__What this exercise asks__
A - Answer these questions from the forum thread about the Trek Madone frame, one per line: (i) What exactly is Trek sending out, according to the opening post? (ii) What color were the decals on the P1 that Jbartmc had? (iii) Which color does brentster say he prefers?
B - Extend the forum thread about the Trek Madone frame from the point where it stops.
Start of Extract
Good news! I received a call from my LBS. Trek is sending out a new '09 Madone 6.9 Project One ALL Black frame and fork. Excited but have a little uneasy feeling on how it will come out. I did a mock-up on Treks site to give me a idea on how it might look, this is it: 










http://tinyurl.com/c24lud

If it comes out like this I will be very happy. It will be a very nice upgrade for my troubles.


----------



## acckids (Jan 2, 2003)

Short term or long term. Black rocks. You will love it. Thumbs up to TREK.


----------



## Jbartmc (Sep 14, 2007)

I had a P1 in starry night black with silver decals instead of the black I ordered made at Trek. My LBS got a black on black sent to me instead, the black/silver will look great but it just was not what I ordered.


----------



## brentster (Jul 12, 2007)

I like the stock blue better.


----------



## cpark (Oct 13, 2004)

joelbolt said:


> Good news! I received a call from my LBS. Trek is sending out a new '09 Madone 6.9 Project One ALL Black frame and fork. Excited but have a little uneasy feeling on how it will come out. I did a mock-up on Treks site to give me a idea on how it might look, this is it:
> 
> 
> 
> ...
End of Extract
Start of Stored rows
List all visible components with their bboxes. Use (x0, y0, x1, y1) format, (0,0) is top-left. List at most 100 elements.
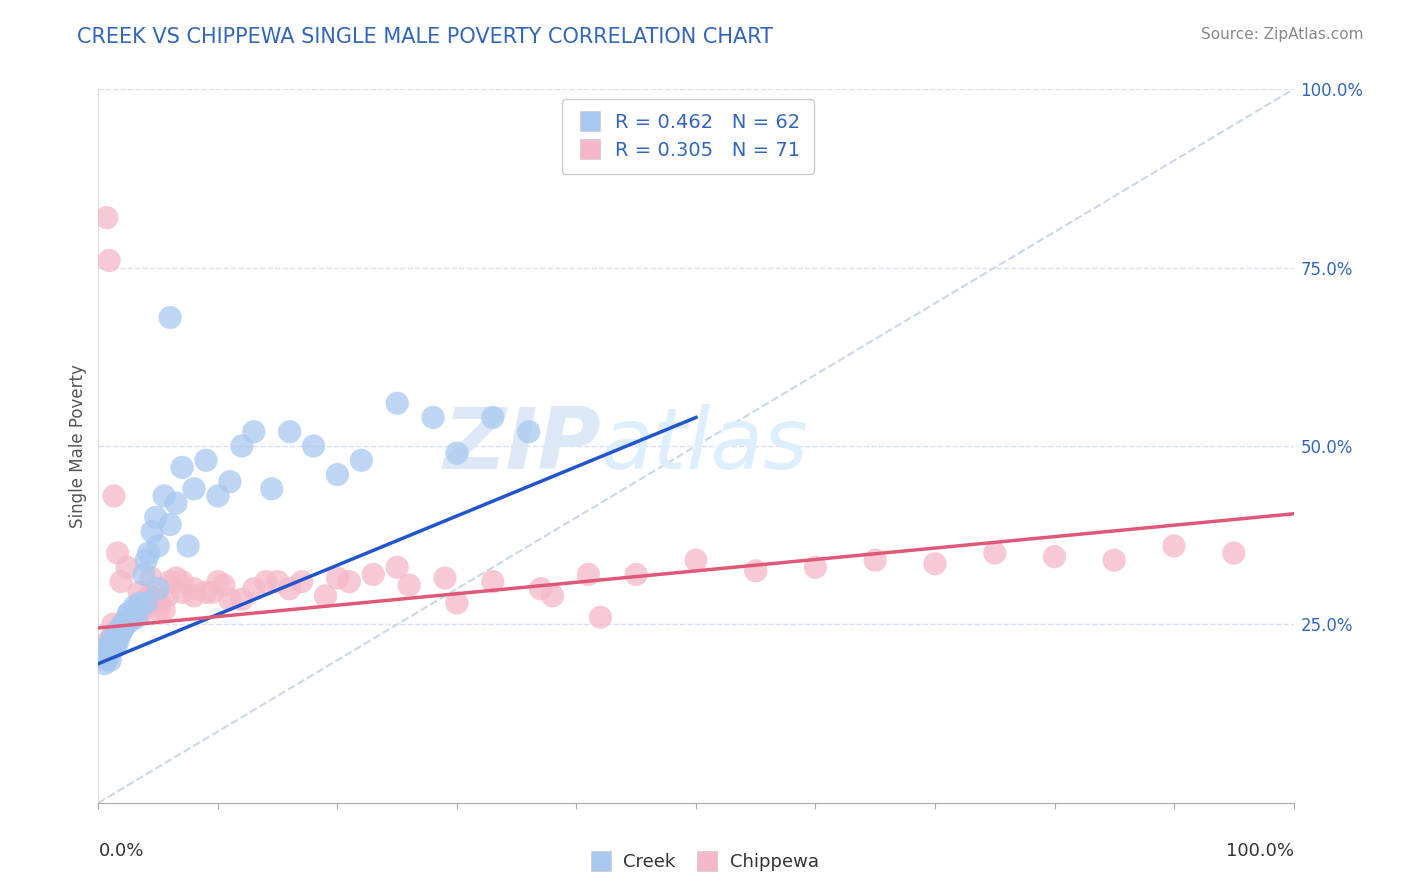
Point (117, 607, 139, 621)
Point (114, 617, 136, 632)
Point (112, 621, 135, 635)
Point (135, 592, 157, 607)
Point (124, 610, 146, 624)
Point (530, 582, 553, 596)
Point (183, 482, 205, 496)
Point (219, 592, 242, 607)
Point (339, 574, 361, 589)
Point (243, 425, 266, 439)
Point (129, 596, 152, 610)
Point (117, 614, 139, 628)
Point (578, 567, 600, 582)
Point (924, 557, 946, 571)
Point (172, 460, 194, 475)
Point (541, 589, 564, 603)
Point (481, 574, 505, 589)
Point (278, 425, 301, 439)
Point (446, 596, 468, 610)
Point (105, 632, 128, 646)
Text: atlas: atlas (600, 404, 808, 488)
Text: Source: ZipAtlas.com: Source: ZipAtlas.com (1201, 27, 1364, 42)
Point (139, 589, 162, 603)
Point (350, 453, 373, 467)
Point (183, 589, 205, 603)
Point (434, 571, 457, 585)
Point (96, 211, 118, 225)
Point (148, 539, 170, 553)
Point (172, 585, 194, 599)
Point (104, 639, 127, 653)
Point (984, 546, 1007, 560)
Point (481, 410, 505, 425)
Point (153, 489, 176, 503)
Point (98, 632, 122, 646)
Point (177, 539, 200, 553)
Point (243, 582, 266, 596)
Point (103, 489, 125, 503)
Point (97, 635, 120, 649)
Point (107, 628, 129, 642)
Point (1104, 553, 1126, 567)
Point (114, 614, 136, 628)
Point (804, 560, 827, 574)
Point (145, 510, 167, 524)
Point (148, 582, 170, 596)
Point (212, 578, 235, 592)
Point (103, 635, 125, 649)
Point (1043, 549, 1066, 564)
Point (96, 653, 118, 667)
Point (97, 649, 120, 664)
Point (385, 560, 409, 574)
Text: ZIP: ZIP (443, 404, 600, 488)
Point (98, 635, 122, 649)
Point (219, 475, 242, 489)
Point (111, 617, 134, 632)
Point (254, 574, 277, 589)
Point (98, 653, 122, 667)
Point (104, 628, 127, 642)
Point (115, 617, 138, 632)
Point (107, 624, 129, 639)
Point (124, 599, 146, 614)
Point (101, 632, 124, 646)
Text: CREEK VS CHIPPEWA SINGLE MALE POVERTY CORRELATION CHART: CREEK VS CHIPPEWA SINGLE MALE POVERTY CO… (77, 27, 773, 46)
Text: 100.0%: 100.0% (1226, 842, 1294, 860)
Y-axis label: Single Male Poverty: Single Male Poverty (69, 364, 87, 528)
Point (422, 410, 444, 425)
Point (385, 396, 409, 410)
Point (446, 446, 468, 460)
Point (315, 589, 337, 603)
Point (101, 642, 124, 657)
Point (1163, 539, 1185, 553)
Legend: R = 0.462   N = 62, R = 0.305   N = 71: R = 0.462 N = 62, R = 0.305 N = 71 (562, 99, 814, 174)
Point (132, 567, 155, 582)
Point (165, 496, 187, 510)
Point (685, 553, 707, 567)
Point (260, 482, 283, 496)
Point (149, 596, 172, 610)
Point (100, 642, 122, 657)
Point (207, 574, 229, 589)
Point (141, 524, 163, 539)
Point (107, 546, 129, 560)
Point (231, 592, 253, 607)
Point (93, 657, 115, 671)
Point (231, 439, 253, 453)
Point (159, 517, 181, 532)
Point (267, 574, 290, 589)
Point (125, 610, 148, 624)
Legend: Creek, Chippewa: Creek, Chippewa (581, 847, 825, 879)
Point (517, 425, 540, 439)
Point (172, 574, 194, 589)
Point (94, 639, 117, 653)
Point (97, 646, 120, 660)
Point (101, 617, 124, 632)
Point (121, 610, 143, 624)
Point (165, 571, 187, 585)
Point (195, 453, 218, 467)
Point (128, 585, 150, 599)
Point (363, 567, 385, 582)
Point (98, 639, 121, 653)
Point (195, 585, 218, 599)
Point (207, 489, 229, 503)
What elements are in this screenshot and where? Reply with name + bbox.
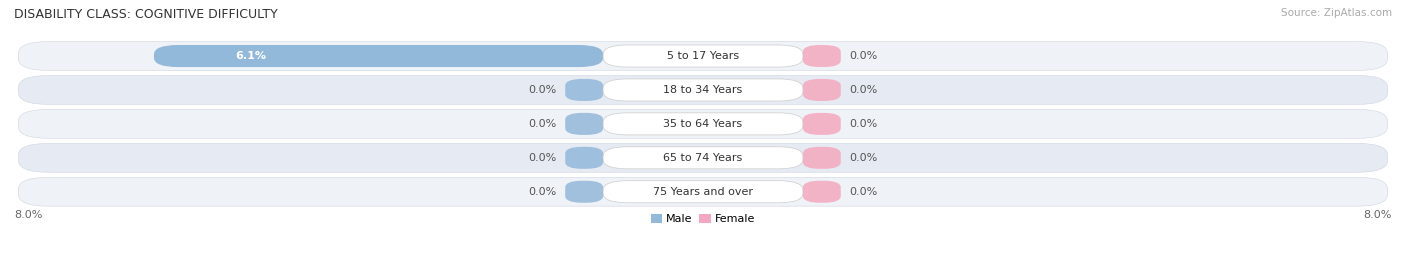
- FancyBboxPatch shape: [603, 113, 803, 135]
- Text: 5 to 17 Years: 5 to 17 Years: [666, 51, 740, 61]
- FancyBboxPatch shape: [155, 45, 603, 67]
- FancyBboxPatch shape: [565, 147, 603, 169]
- FancyBboxPatch shape: [603, 181, 803, 203]
- Text: DISABILITY CLASS: COGNITIVE DIFFICULTY: DISABILITY CLASS: COGNITIVE DIFFICULTY: [14, 8, 278, 21]
- FancyBboxPatch shape: [603, 45, 803, 67]
- FancyBboxPatch shape: [803, 113, 841, 135]
- Text: 0.0%: 0.0%: [529, 85, 557, 95]
- Text: 0.0%: 0.0%: [849, 153, 877, 163]
- FancyBboxPatch shape: [603, 147, 803, 169]
- Text: 65 to 74 Years: 65 to 74 Years: [664, 153, 742, 163]
- Text: 0.0%: 0.0%: [529, 153, 557, 163]
- FancyBboxPatch shape: [803, 45, 841, 67]
- Text: Source: ZipAtlas.com: Source: ZipAtlas.com: [1281, 8, 1392, 18]
- Legend: Male, Female: Male, Female: [651, 214, 755, 224]
- Text: 0.0%: 0.0%: [849, 119, 877, 129]
- FancyBboxPatch shape: [803, 181, 841, 203]
- Text: 18 to 34 Years: 18 to 34 Years: [664, 85, 742, 95]
- Text: 75 Years and over: 75 Years and over: [652, 187, 754, 197]
- Text: 0.0%: 0.0%: [529, 119, 557, 129]
- Text: 0.0%: 0.0%: [849, 187, 877, 197]
- FancyBboxPatch shape: [603, 79, 803, 101]
- Text: 8.0%: 8.0%: [14, 210, 42, 220]
- Text: 0.0%: 0.0%: [849, 51, 877, 61]
- FancyBboxPatch shape: [18, 109, 1388, 138]
- FancyBboxPatch shape: [18, 177, 1388, 206]
- Text: 6.1%: 6.1%: [235, 51, 266, 61]
- FancyBboxPatch shape: [565, 113, 603, 135]
- FancyBboxPatch shape: [803, 79, 841, 101]
- FancyBboxPatch shape: [565, 79, 603, 101]
- Text: 0.0%: 0.0%: [529, 187, 557, 197]
- FancyBboxPatch shape: [18, 42, 1388, 70]
- Text: 8.0%: 8.0%: [1364, 210, 1392, 220]
- Text: 0.0%: 0.0%: [849, 85, 877, 95]
- Text: 35 to 64 Years: 35 to 64 Years: [664, 119, 742, 129]
- FancyBboxPatch shape: [18, 143, 1388, 172]
- FancyBboxPatch shape: [565, 181, 603, 203]
- FancyBboxPatch shape: [803, 147, 841, 169]
- FancyBboxPatch shape: [18, 76, 1388, 104]
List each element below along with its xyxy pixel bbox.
End of Stored rows
__Solved problems__
A -
(i) A new '09 Madone 6.9 Project One all-black frame and fork.
(ii) Silver.
(iii) The stock blue.

B -
Gotta be than the Astana color scheme...
I like the stealth look of black.


----------



## zac (Aug 5, 2005)

Not too sure why they couldn't give you your colors...sounds like some disconnect.

But anyway, are you getting a whole new bike? or just the frame? (The 6.5 and 6.9 are the same frame)

At least it doesn't look like this:


----------



## cpark (Oct 13, 2004)

Can't believe they didn't include purple....


----------



## John Kuhl (Jul 20, 2007)

Joelbolt, that bike looks great the way it
is. However I would go with a black seat
and black bar tape. I love a stealth look.

Best, John


----------



## joelbolt (Feb 9, 2008)

John Kuhl said:


> Joelbolt, that bike looks great the way it is. However I would go with a black seat and black bar tape. I love a stealth look.


You might be right about the stealth look, but my old bike had the white tape and seat. May change when I get the $$$. 



zac said:


> Not too sure why they couldn't give you your colors...sounds like some disconnect.
> 
> But anyway, are you getting a whole new bike? or just the frame? (The 6.5 and 6.9 are the same frame)


Not sure why they couldn't give me the '08 color scheme. They just said it wasn't available. 

I'm getting a new frame and fork. I bought a '08 6.9 Pro two month ago and found a crack int he head tube. So they're putting my components on the new Black '09 P1 6.9 Pro.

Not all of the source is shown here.